→ Work to do
Each entry below is to be written out exactly, and the pictures are to be left out.

→ Rows from a figure dataset
+-------+
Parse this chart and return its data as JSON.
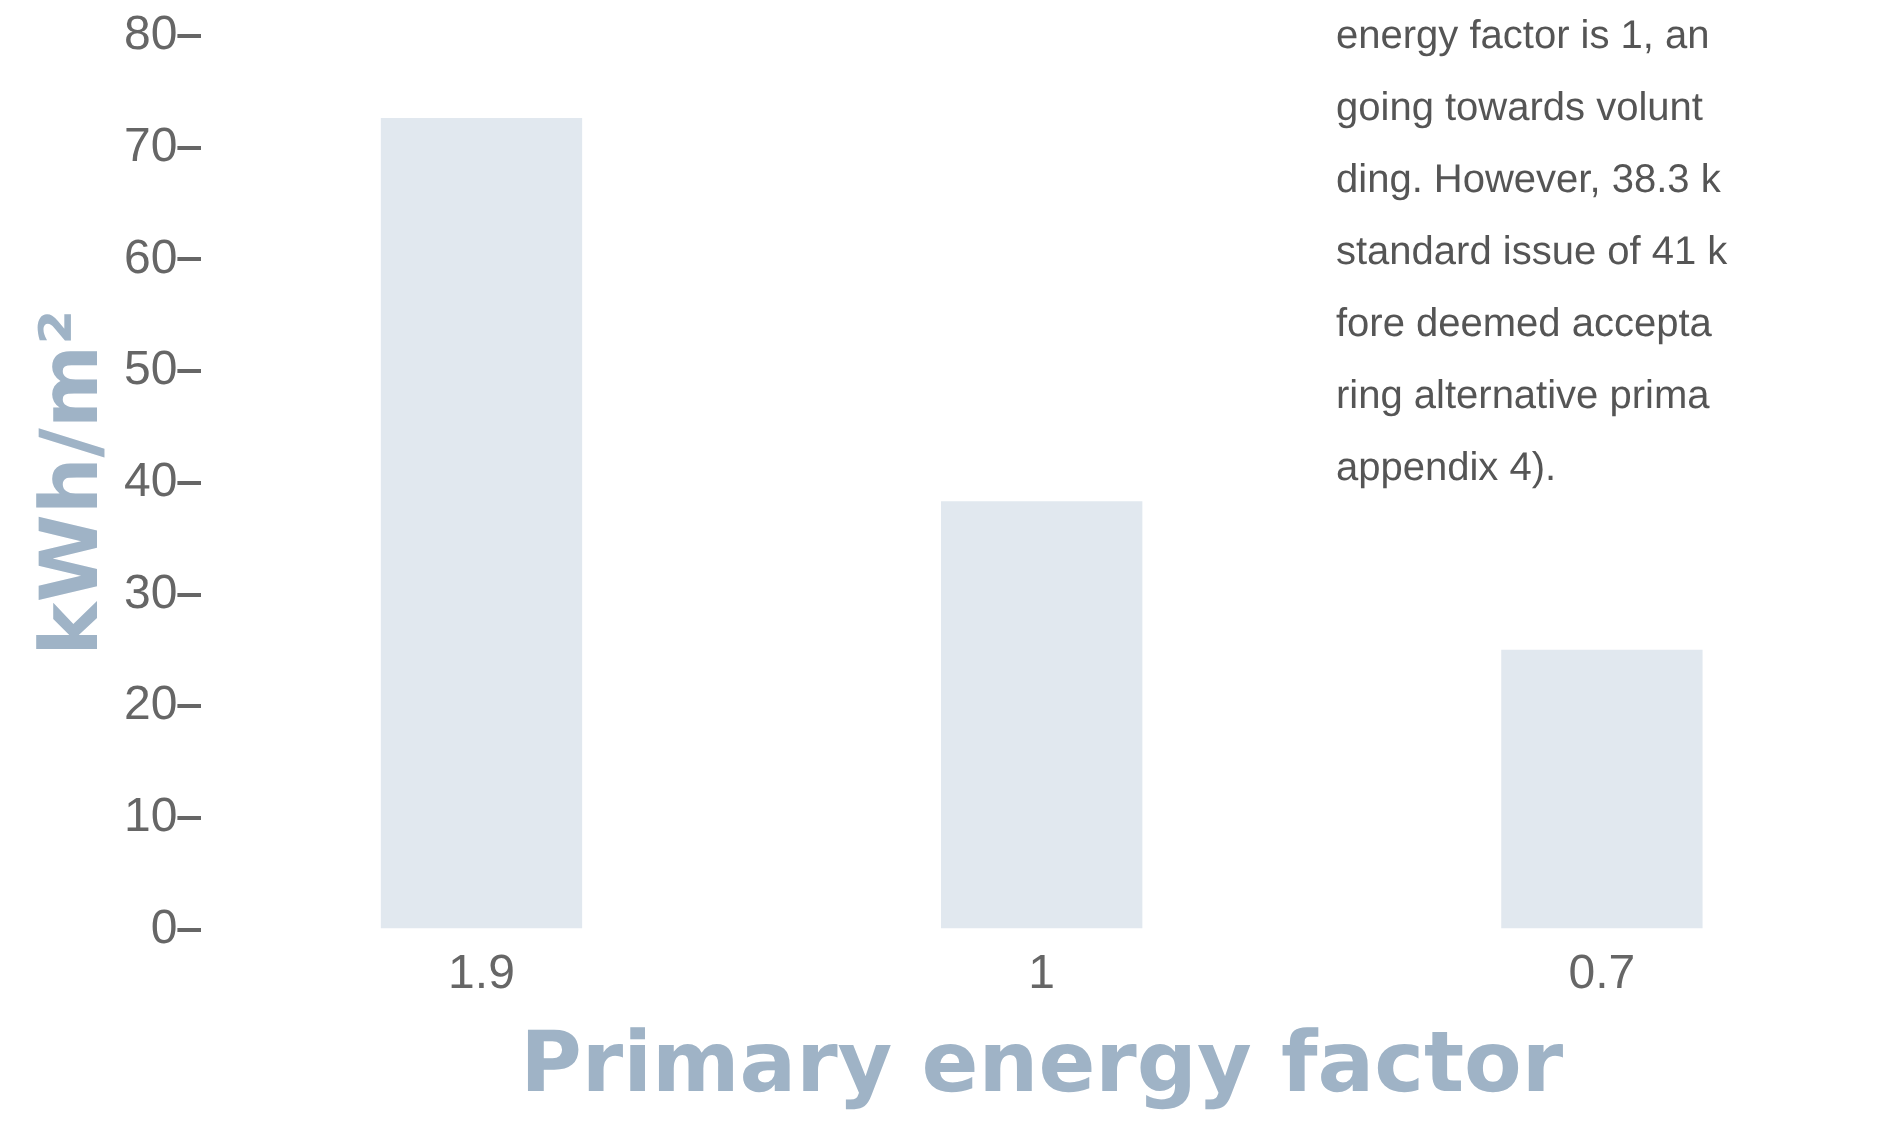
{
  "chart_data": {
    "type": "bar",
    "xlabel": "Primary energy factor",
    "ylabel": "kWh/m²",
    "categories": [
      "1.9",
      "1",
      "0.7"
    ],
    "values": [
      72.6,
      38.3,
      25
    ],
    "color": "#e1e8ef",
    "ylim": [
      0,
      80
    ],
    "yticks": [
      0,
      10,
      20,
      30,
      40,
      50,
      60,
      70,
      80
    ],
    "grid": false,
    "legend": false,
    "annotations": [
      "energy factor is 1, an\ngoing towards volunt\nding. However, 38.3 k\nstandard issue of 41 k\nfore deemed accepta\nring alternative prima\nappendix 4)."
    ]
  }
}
+-------+
→ Full output
Parse this chart and return its data as JSON.
{
  "chart_data": {
    "type": "bar",
    "xlabel": "Primary energy factor",
    "ylabel": "kWh/m²",
    "categories": [
      "1.9",
      "1",
      "0.7"
    ],
    "values": [
      72.6,
      38.3,
      25
    ],
    "color": "#e1e8ef",
    "ylim": [
      0,
      80
    ],
    "yticks": [
      0,
      10,
      20,
      30,
      40,
      50,
      60,
      70,
      80
    ],
    "grid": false,
    "legend": false,
    "annotations": [
      "energy factor is 1, an\ngoing towards volunt\nding. However, 38.3 k\nstandard issue of 41 k\nfore deemed accepta\nring alternative prima\nappendix 4)."
    ]
  }
}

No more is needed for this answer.